To do:
• a. Answer these from the mlx5 bridge message:
(i) Which kernel version is the sender currently running?
(ii) What static address is set on vmbr0.555?
(iii) In the quoted dmesg error, what is the max vport list size?
• b. Edit the stretch of the records from the line containing "data-streams-card: All iOS" through the line containing "add-stream-label: Add stream: [1053, 335, 1125, 351]" by replacing "browser-viewport" with "page-viewport" and leaving everything else unchanged. Return only those lines.

Selected excerpt:
######

From: bryan <bpliscott@gmail.com>
To: Dragos Tatulea <dtatulea@nvidia.com>, netdev@vger.kernel.org
Cc: saeedm@nvidia.com, tariqt@nvidia.com
Subject: Re: [BUG] mlx5: VLAN-aware bridge drops all traffic in legacy eswitch mode without promiscuous
Date: Mon, 27 Apr 2026 16:10:28 -0500 [thread overview]
Message-ID: <5d5524e8077bc3f169ab5ce6ea267d344efd3336.camel@gmail.com> (raw)
In-Reply-To: <1126aa35-1924-492f-8d7f-072c0dec9bde@nvidia.com>
Here would be one example config (sanitized). The promisc on link is
what allows traffic to pass - I disable promisc, and traffic stops.
These are single-port CX4Lx cards. nic0 is the physical interface, no
VFs configured, SrIOV has been disabled as part of testing and
troubleshooting, Kernel 6.17 currently:
auto lo
iface lo inet loopback
auto nic0
iface nic0 inet manual
up ip link set nic0 promisc on
auto vmbr0
iface vmbr0 inet manual
bridge-ports nic0
bridge-stp off
bridge-fd 0
bridge-vlan-aware yes
bridge-vids 2-10 555
auto vmbr0.555
iface vmbr0.555 inet static
address 192.168.1.123/24
gateway 192.168.1.1
iface nic3 inet manual
iface nic1 inet manual
iface nic2 inet manual
This was ported over to use the new nic# bindings, before this it was
the standard enps0np0 naming. No difference in behvaiour.
>Is this even with one vlan? I ran a flow on a CX4LX pair with one vlan
>and vlan_filtering set and traffic seems to be flowing normally.
I have not checked with literally only one VLAN, as that is not at all
the use case. I can absolutely test that if it would help! Would you
like me to remove every VLAN but 555 from the interface, and leave the
rest of the config as-is?
>This last link seems the only one that provides some extra data. From
it I can see that the amount of VLAN ids > what the FW supports. This
could result in loss of traffic for the vlan ids > 512. Do you also see
in your dmesg these kinds of errors:
>mlx5_core 0000:19:00.1: mlx5e_vport_context_update_vlans:179:(pid
13470): netdev vlans list size (4080) > (512) max vport list size, some
vlans will be dropped
>This is not a bug, simply a limit being reached.

######

[Image region annotations]
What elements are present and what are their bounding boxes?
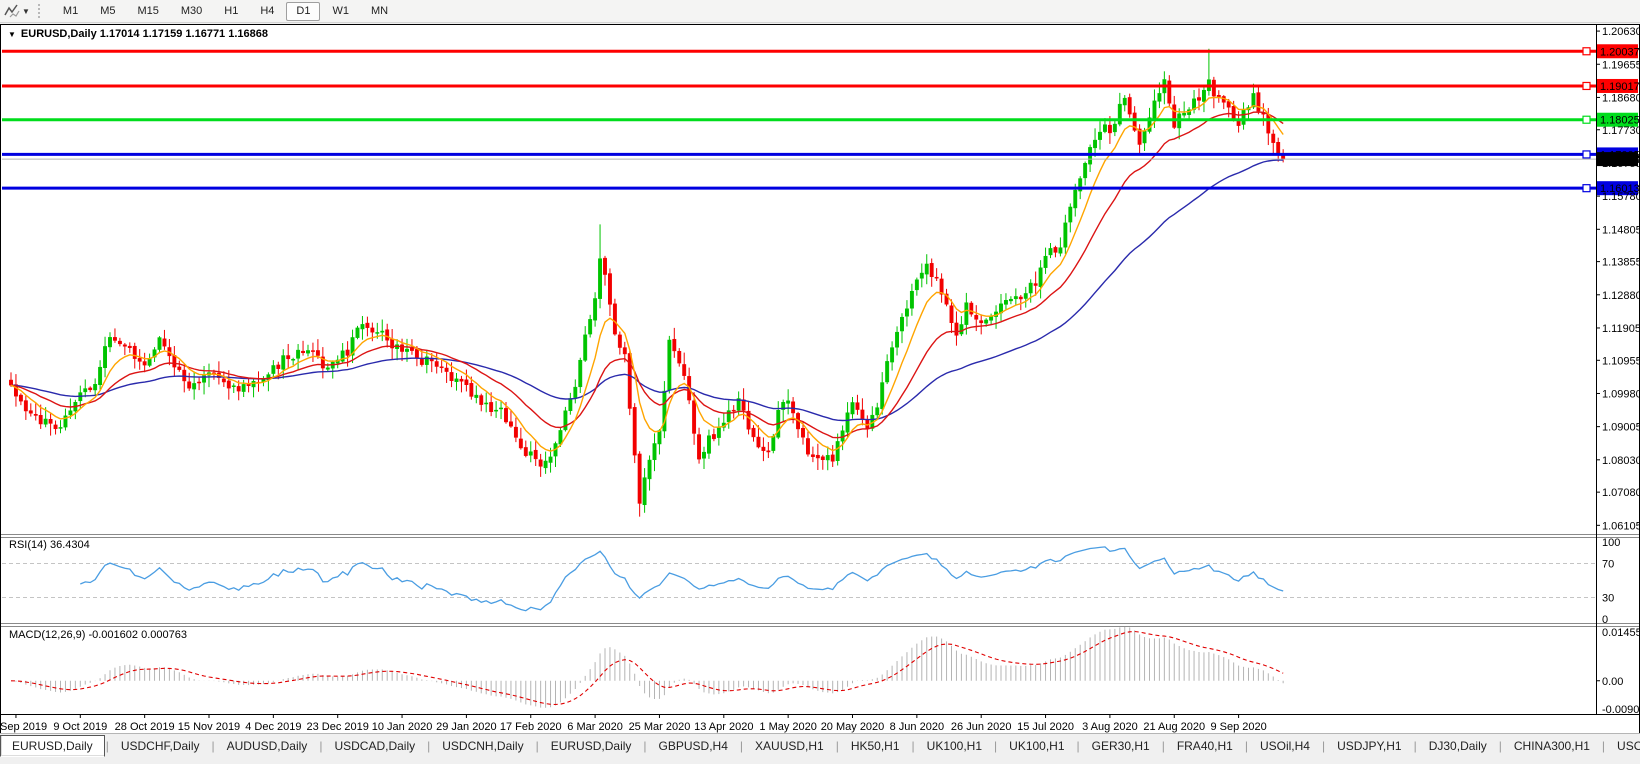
- svg-text:15 Jul 2020: 15 Jul 2020: [1017, 721, 1074, 733]
- chart-title-text: EURUSD,Daily 1.17014 1.17159 1.16771 1.1…: [20, 28, 268, 40]
- trading-terminal: ▼ M1 M5 M15 M30 H1 H4 D1 W1 MN 1.20037 1.19017 1.1…: [0, 0, 1640, 764]
- tab-DJ30-Daily[interactable]: DJ30,Daily: [1418, 736, 1498, 756]
- tab-HK50-H1[interactable]: HK50,H1: [840, 736, 911, 756]
- date-axis: 20 Sep 2019 9 Oct 2019 28 Oct 201915 Nov 2…: [1, 714, 1267, 733]
- svg-text:1.20037: 1.20037: [1600, 46, 1639, 58]
- tab-GER30-H1[interactable]: GER30,H1: [1081, 736, 1161, 756]
- svg-text:3 Aug 2020: 3 Aug 2020: [1082, 721, 1138, 733]
- tab-USOil-H1[interactable]: USOil,H1: [1606, 736, 1640, 756]
- tab-CHINA300-H1[interactable]: CHINA300,H1: [1503, 736, 1601, 756]
- ma-medium-line: [10, 111, 1284, 439]
- svg-text:17 Feb 2020: 17 Feb 2020: [500, 721, 562, 733]
- timeframe-button-M30[interactable]: M30: [171, 2, 212, 21]
- svg-text:1.16755: 1.16755: [1602, 158, 1639, 170]
- svg-text:1.17730: 1.17730: [1602, 125, 1639, 137]
- svg-text:23 Dec 2019: 23 Dec 2019: [307, 721, 369, 733]
- svg-text:30: 30: [1602, 593, 1614, 605]
- svg-text:25 Mar 2020: 25 Mar 2020: [629, 721, 691, 733]
- svg-text:0: 0: [1602, 614, 1608, 626]
- macd-label: MACD(12,26,9) -0.001602 0.000763: [9, 629, 187, 641]
- price-chart-canvas[interactable]: 1.200371.190171.180251.170051.160131.168…: [1, 25, 1639, 733]
- svg-text:1.19017: 1.19017: [1600, 81, 1639, 93]
- svg-text:1.10955: 1.10955: [1602, 355, 1639, 367]
- svg-text:4 Dec 2019: 4 Dec 2019: [245, 721, 301, 733]
- tab-XAUUSD-H1[interactable]: XAUUSD,H1: [744, 736, 835, 756]
- svg-text:10 Jan 2020: 10 Jan 2020: [372, 721, 433, 733]
- svg-text:26 Jun 2020: 26 Jun 2020: [951, 721, 1012, 733]
- moving-averages-layer: [10, 96, 1284, 452]
- chart-title: ▼ EURUSD,Daily 1.17014 1.17159 1.16771 1…: [8, 28, 268, 40]
- svg-text:1.13855: 1.13855: [1602, 257, 1639, 269]
- timeframe-button-H4[interactable]: H4: [250, 2, 284, 21]
- tab-USOil-H4[interactable]: USOil,H4: [1249, 736, 1321, 756]
- svg-text:15 Nov 2019: 15 Nov 2019: [178, 721, 240, 733]
- svg-text:21 Aug 2020: 21 Aug 2020: [1143, 721, 1205, 733]
- svg-text:13 Apr 2020: 13 Apr 2020: [694, 721, 753, 733]
- timeframe-buttons: M1 M5 M15 M30 H1 H4 D1 W1 MN: [52, 1, 399, 21]
- bottom-strip: [0, 757, 1640, 764]
- timeframe-button-M5[interactable]: M5: [90, 2, 125, 21]
- tab-FRA40-H1[interactable]: FRA40,H1: [1166, 736, 1244, 756]
- svg-text:29 Jan 2020: 29 Jan 2020: [436, 721, 497, 733]
- svg-text:100: 100: [1602, 537, 1620, 549]
- chart-tab-bar: EURUSD,Daily | USDCHF,Daily | AUDUSD,Daily | U…: [0, 733, 1640, 758]
- toolbar-grip[interactable]: [37, 4, 44, 18]
- tab-EURUSD-Daily[interactable]: EURUSD,Daily: [540, 736, 643, 756]
- timeframe-button-M15[interactable]: M15: [127, 2, 168, 21]
- svg-text:1.12880: 1.12880: [1602, 290, 1639, 302]
- chart-line-icon[interactable]: [3, 3, 21, 19]
- caret-down-icon[interactable]: ▼: [22, 7, 30, 16]
- timeframe-button-W1[interactable]: W1: [322, 2, 359, 21]
- svg-text:1.09980: 1.09980: [1602, 388, 1639, 400]
- timeframe-button-MN[interactable]: MN: [361, 2, 398, 21]
- svg-text:1 May 2020: 1 May 2020: [759, 721, 816, 733]
- price-axis-ticks: 1.20630 1.19655 1.18680 1.17730 1.16755 1.157…: [1596, 26, 1639, 532]
- tab-AUDUSD-Daily[interactable]: AUDUSD,Daily: [216, 736, 319, 756]
- svg-text:6 Mar 2020: 6 Mar 2020: [567, 721, 623, 733]
- tab-USDCAD-Daily[interactable]: USDCAD,Daily: [323, 736, 426, 756]
- svg-text:20 May 2020: 20 May 2020: [821, 721, 885, 733]
- rsi-label: RSI(14) 36.4304: [9, 539, 90, 551]
- macd-histogram: [15, 627, 1284, 708]
- svg-text:1.08030: 1.08030: [1602, 455, 1639, 467]
- svg-text:1.07080: 1.07080: [1602, 487, 1639, 499]
- svg-text:9 Sep 2020: 9 Sep 2020: [1210, 721, 1266, 733]
- chart-window: 1.200371.190171.180251.170051.160131.168…: [0, 24, 1640, 734]
- svg-text:1.19655: 1.19655: [1602, 59, 1639, 71]
- svg-text:28 Oct 2019: 28 Oct 2019: [115, 721, 175, 733]
- rsi-line: [80, 546, 1284, 612]
- svg-text:1.06105: 1.06105: [1602, 520, 1639, 532]
- svg-text:20 Sep 2019: 20 Sep 2019: [1, 721, 47, 733]
- symbol-dropdown-icon[interactable]: ▼: [8, 30, 16, 39]
- tab-GBPUSD-H4[interactable]: GBPUSD,H4: [648, 736, 739, 756]
- timeframe-button-M1[interactable]: M1: [53, 2, 88, 21]
- tab-EURUSD-Daily[interactable]: EURUSD,Daily: [0, 735, 105, 757]
- tab-UK100-H1[interactable]: UK100,H1: [998, 736, 1075, 756]
- svg-text:0.014556: 0.014556: [1602, 627, 1639, 639]
- svg-text:1.09005: 1.09005: [1602, 422, 1639, 434]
- toolbar: ▼ M1 M5 M15 M30 H1 H4 D1 W1 MN: [0, 0, 1640, 23]
- svg-text:0.00: 0.00: [1602, 676, 1623, 688]
- svg-text:1.20630: 1.20630: [1602, 26, 1639, 38]
- macd-signal-line: [10, 630, 1284, 706]
- svg-text:1.18680: 1.18680: [1602, 92, 1639, 104]
- ma-slow-line: [10, 159, 1284, 422]
- svg-text:70: 70: [1602, 559, 1614, 571]
- timeframe-button-D1[interactable]: D1: [286, 1, 321, 21]
- tab-USDJPY-H1[interactable]: USDJPY,H1: [1326, 736, 1412, 756]
- svg-text:1.14805: 1.14805: [1602, 224, 1639, 236]
- timeframe-button-H1[interactable]: H1: [214, 2, 248, 21]
- horizontal-lines-layer[interactable]: 1.200371.190171.180251.170051.160131.168…: [2, 44, 1639, 196]
- svg-text:1.15780: 1.15780: [1602, 191, 1639, 203]
- tab-UK100-H1[interactable]: UK100,H1: [916, 736, 993, 756]
- svg-text:9 Oct 2019: 9 Oct 2019: [53, 721, 107, 733]
- svg-text:8 Jun 2020: 8 Jun 2020: [890, 721, 944, 733]
- svg-text:1.11905: 1.11905: [1602, 323, 1639, 335]
- tab-USDCNH-Daily[interactable]: USDCNH,Daily: [431, 736, 534, 756]
- ma-fast-line: [10, 96, 1284, 452]
- tab-USDCHF-Daily[interactable]: USDCHF,Daily: [110, 736, 211, 756]
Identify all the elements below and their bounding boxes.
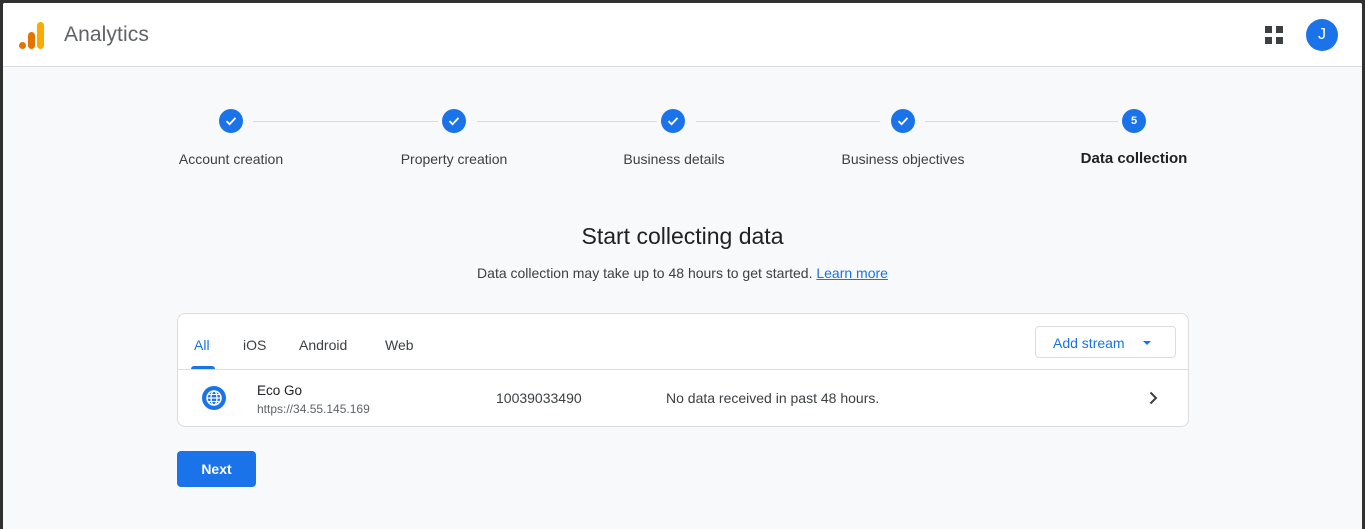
data-streams-card: All iOS Android Web Add stream Eco Go ht…: [177, 313, 1189, 427]
step-label-business-objectives: Business objectives: [841, 151, 965, 167]
tab-ios[interactable]: iOS: [243, 337, 266, 353]
browser-viewport: Analytics J 5 Account creation Property …: [3, 3, 1362, 529]
add-stream-label: Add stream: [1053, 335, 1125, 351]
step-label-account-creation: Account creation: [178, 151, 284, 167]
step-1-check-icon: [219, 109, 243, 133]
tab-web[interactable]: Web: [385, 337, 414, 353]
step-connector: [696, 121, 880, 122]
stream-tabs: All iOS Android Web Add stream: [178, 314, 1188, 370]
stream-status: No data received in past 48 hours.: [666, 390, 880, 406]
page-title: Start collecting data: [581, 223, 784, 249]
step-4-check-icon: [891, 109, 915, 133]
active-tab-indicator: [191, 366, 215, 369]
step-connector: [477, 121, 657, 122]
step-label-property-creation: Property creation: [400, 151, 508, 167]
step-2-check-icon: [442, 109, 466, 133]
stream-row[interactable]: Eco Go https://34.55.145.169 10039033490…: [178, 370, 1188, 426]
stream-name: Eco Go: [257, 383, 303, 398]
app-title: Analytics: [64, 23, 149, 46]
dropdown-caret-icon: [1143, 341, 1151, 345]
step-3-check-icon: [661, 109, 685, 133]
apps-grid-icon[interactable]: [1261, 22, 1287, 48]
chevron-right-icon[interactable]: [1144, 389, 1162, 407]
add-stream-button[interactable]: Add stream: [1035, 326, 1176, 358]
subtitle-text: Data collection may take up to 48 hours …: [477, 265, 813, 281]
step-label-business-details: Business details: [623, 151, 725, 167]
stream-url: https://34.55.145.169: [257, 402, 370, 416]
tab-android[interactable]: Android: [299, 337, 347, 353]
globe-icon: [202, 386, 226, 410]
page-subtitle: Data collection may take up to 48 hours …: [3, 265, 1362, 281]
step-5-number: 5: [1122, 109, 1146, 133]
app-bar: Analytics J: [3, 3, 1362, 67]
stream-id: 10039033490: [496, 390, 582, 406]
tab-all[interactable]: All: [194, 337, 210, 353]
account-avatar[interactable]: J: [1306, 19, 1338, 51]
setup-stepper: 5 Account creation Property creation Bus…: [3, 106, 1362, 176]
step-connector: [925, 121, 1118, 122]
learn-more-link[interactable]: Learn more: [816, 265, 888, 281]
analytics-logo-icon: [19, 22, 44, 49]
next-button[interactable]: Next: [177, 451, 256, 487]
step-connector: [253, 121, 438, 122]
step-label-data-collection: Data collection: [1080, 150, 1188, 167]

######

Task solutions:
• a.
(i) 6.17
(ii) 192.168.1.123/24
(iii) 512

• b.
data-streams-card: All iOS Android Web Add stream Eco Go ht…: [177, 313, 1189, 427]
step-label-business-objectives: Business objectives: [841, 151, 965, 167]
tab-ios[interactable]: iOS: [243, 337, 266, 353]
page-viewport: Analytics J 5 Account creation Property …: [3, 3, 1362, 529]
add-stream-label: Add stream: [1053, 335, 1125, 351]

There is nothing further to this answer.